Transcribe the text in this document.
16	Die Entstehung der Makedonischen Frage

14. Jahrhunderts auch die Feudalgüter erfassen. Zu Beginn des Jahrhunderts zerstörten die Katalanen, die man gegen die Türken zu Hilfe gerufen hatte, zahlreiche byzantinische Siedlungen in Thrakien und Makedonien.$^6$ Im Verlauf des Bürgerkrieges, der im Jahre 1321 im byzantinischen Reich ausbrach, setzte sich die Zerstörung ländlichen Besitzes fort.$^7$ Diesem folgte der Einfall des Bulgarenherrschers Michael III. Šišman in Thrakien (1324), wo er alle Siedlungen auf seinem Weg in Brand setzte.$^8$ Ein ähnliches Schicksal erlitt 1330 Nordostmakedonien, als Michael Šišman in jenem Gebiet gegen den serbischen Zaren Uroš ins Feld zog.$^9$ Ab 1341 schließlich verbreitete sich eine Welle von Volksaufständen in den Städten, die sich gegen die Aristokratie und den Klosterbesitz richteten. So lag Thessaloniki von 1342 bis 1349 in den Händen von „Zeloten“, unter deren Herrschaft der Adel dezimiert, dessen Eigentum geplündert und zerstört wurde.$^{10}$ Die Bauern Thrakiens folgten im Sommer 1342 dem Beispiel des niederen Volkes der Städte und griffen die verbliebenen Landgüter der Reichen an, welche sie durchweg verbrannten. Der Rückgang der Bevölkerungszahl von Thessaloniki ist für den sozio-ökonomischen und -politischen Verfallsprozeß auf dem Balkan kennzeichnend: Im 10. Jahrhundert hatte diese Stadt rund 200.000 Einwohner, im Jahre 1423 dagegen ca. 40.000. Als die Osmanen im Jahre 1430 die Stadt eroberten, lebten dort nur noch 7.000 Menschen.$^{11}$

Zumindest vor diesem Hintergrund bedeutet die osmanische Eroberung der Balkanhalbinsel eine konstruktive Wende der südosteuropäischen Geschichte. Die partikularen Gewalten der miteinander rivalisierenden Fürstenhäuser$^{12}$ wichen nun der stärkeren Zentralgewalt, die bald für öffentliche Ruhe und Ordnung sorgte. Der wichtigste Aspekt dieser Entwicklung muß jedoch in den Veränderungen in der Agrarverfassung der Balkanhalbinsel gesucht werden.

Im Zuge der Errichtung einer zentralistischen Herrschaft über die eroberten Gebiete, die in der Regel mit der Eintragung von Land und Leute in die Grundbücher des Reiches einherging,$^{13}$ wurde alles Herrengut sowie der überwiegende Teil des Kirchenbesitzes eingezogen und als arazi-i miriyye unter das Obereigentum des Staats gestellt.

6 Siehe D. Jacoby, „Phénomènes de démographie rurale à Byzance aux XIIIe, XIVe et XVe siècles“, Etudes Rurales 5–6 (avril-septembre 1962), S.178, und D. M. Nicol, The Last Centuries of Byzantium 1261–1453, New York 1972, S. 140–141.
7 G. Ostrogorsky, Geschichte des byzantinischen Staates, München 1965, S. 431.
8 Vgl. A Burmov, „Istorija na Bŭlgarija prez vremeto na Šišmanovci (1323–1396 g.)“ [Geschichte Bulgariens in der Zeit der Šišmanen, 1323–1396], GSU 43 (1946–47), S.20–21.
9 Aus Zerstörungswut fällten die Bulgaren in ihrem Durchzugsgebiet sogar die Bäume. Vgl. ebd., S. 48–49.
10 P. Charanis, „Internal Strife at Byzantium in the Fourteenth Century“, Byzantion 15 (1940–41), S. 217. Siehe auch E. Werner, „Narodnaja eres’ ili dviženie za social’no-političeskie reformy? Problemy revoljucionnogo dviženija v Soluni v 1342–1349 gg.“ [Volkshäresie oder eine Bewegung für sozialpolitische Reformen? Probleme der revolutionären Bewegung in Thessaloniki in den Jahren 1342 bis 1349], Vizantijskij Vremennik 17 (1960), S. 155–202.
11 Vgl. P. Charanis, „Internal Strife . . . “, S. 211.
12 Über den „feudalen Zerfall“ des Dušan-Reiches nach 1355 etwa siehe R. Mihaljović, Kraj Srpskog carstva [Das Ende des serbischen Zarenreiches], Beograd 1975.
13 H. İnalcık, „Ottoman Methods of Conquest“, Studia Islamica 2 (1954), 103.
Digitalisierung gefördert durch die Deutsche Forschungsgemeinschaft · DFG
- - -
## What to produce
Quote the data above in full, changing nothing.

## Reply
Transcribe the text in this document.
16	Die Entstehung der Makedonischen Frage

14. Jahrhunderts auch die Feudalgüter erfassen. Zu Beginn des Jahrhunderts zerstörten die Katalanen, die man gegen die Türken zu Hilfe gerufen hatte, zahlreiche byzantinische Siedlungen in Thrakien und Makedonien.$^6$ Im Verlauf des Bürgerkrieges, der im Jahre 1321 im byzantinischen Reich ausbrach, setzte sich die Zerstörung ländlichen Besitzes fort.$^7$ Diesem folgte der Einfall des Bulgarenherrschers Michael III. Šišman in Thrakien (1324), wo er alle Siedlungen auf seinem Weg in Brand setzte.$^8$ Ein ähnliches Schicksal erlitt 1330 Nordostmakedonien, als Michael Šišman in jenem Gebiet gegen den serbischen Zaren Uroš ins Feld zog.$^9$ Ab 1341 schließlich verbreitete sich eine Welle von Volksaufständen in den Städten, die sich gegen die Aristokratie und den Klosterbesitz richteten. So lag Thessaloniki von 1342 bis 1349 in den Händen von „Zeloten“, unter deren Herrschaft der Adel dezimiert, dessen Eigentum geplündert und zerstört wurde.$^{10}$ Die Bauern Thrakiens folgten im Sommer 1342 dem Beispiel des niederen Volkes der Städte und griffen die verbliebenen Landgüter der Reichen an, welche sie durchweg verbrannten. Der Rückgang der Bevölkerungszahl von Thessaloniki ist für den sozio-ökonomischen und -politischen Verfallsprozeß auf dem Balkan kennzeichnend: Im 10. Jahrhundert hatte diese Stadt rund 200.000 Einwohner, im Jahre 1423 dagegen ca. 40.000. Als die Osmanen im Jahre 1430 die Stadt eroberten, lebten dort nur noch 7.000 Menschen.$^{11}$

Zumindest vor diesem Hintergrund bedeutet die osmanische Eroberung der Balkanhalbinsel eine konstruktive Wende der südosteuropäischen Geschichte. Die partikularen Gewalten der miteinander rivalisierenden Fürstenhäuser$^{12}$ wichen nun der stärkeren Zentralgewalt, die bald für öffentliche Ruhe und Ordnung sorgte. Der wichtigste Aspekt dieser Entwicklung muß jedoch in den Veränderungen in der Agrarverfassung der Balkanhalbinsel gesucht werden.

Im Zuge der Errichtung einer zentralistischen Herrschaft über die eroberten Gebiete, die in der Regel mit der Eintragung von Land und Leute in die Grundbücher des Reiches einherging,$^{13}$ wurde alles Herrengut sowie der überwiegende Teil des Kirchenbesitzes eingezogen und als arazi-i miriyye unter das Obereigentum des Staats gestellt.

6 Siehe D. Jacoby, „Phénomènes de démographie rurale à Byzance aux XIIIe, XIVe et XVe siècles“, Etudes Rurales 5–6 (avril-septembre 1962), S.178, und D. M. Nicol, The Last Centuries of Byzantium 1261–1453, New York 1972, S. 140–141.
7 G. Ostrogorsky, Geschichte des byzantinischen Staates, München 1965, S. 431.
8 Vgl. A Burmov, „Istorija na Bŭlgarija prez vremeto na Šišmanovci (1323–1396 g.)“ [Geschichte Bulgariens in der Zeit der Šišmanen, 1323–1396], GSU 43 (1946–47), S.20–21.
9 Aus Zerstörungswut fällten die Bulgaren in ihrem Durchzugsgebiet sogar die Bäume. Vgl. ebd., S. 48–49.
10 P. Charanis, „Internal Strife at Byzantium in the Fourteenth Century“, Byzantion 15 (1940–41), S. 217. Siehe auch E. Werner, „Narodnaja eres’ ili dviženie za social’no-političeskie reformy? Problemy revoljucionnogo dviženija v Soluni v 1342–1349 gg.“ [Volkshäresie oder eine Bewegung für sozialpolitische Reformen? Probleme der revolutionären Bewegung in Thessaloniki in den Jahren 1342 bis 1349], Vizantijskij Vremennik 17 (1960), S. 155–202.
11 Vgl. P. Charanis, „Internal Strife . . . “, S. 211.
12 Über den „feudalen Zerfall“ des Dušan-Reiches nach 1355 etwa siehe R. Mihaljović, Kraj Srpskog carstva [Das Ende des serbischen Zarenreiches], Beograd 1975.
13 H. İnalcık, „Ottoman Methods of Conquest“, Studia Islamica 2 (1954), 103.
Digitalisierung gefördert durch die Deutsche Forschungsgemeinschaft · DFG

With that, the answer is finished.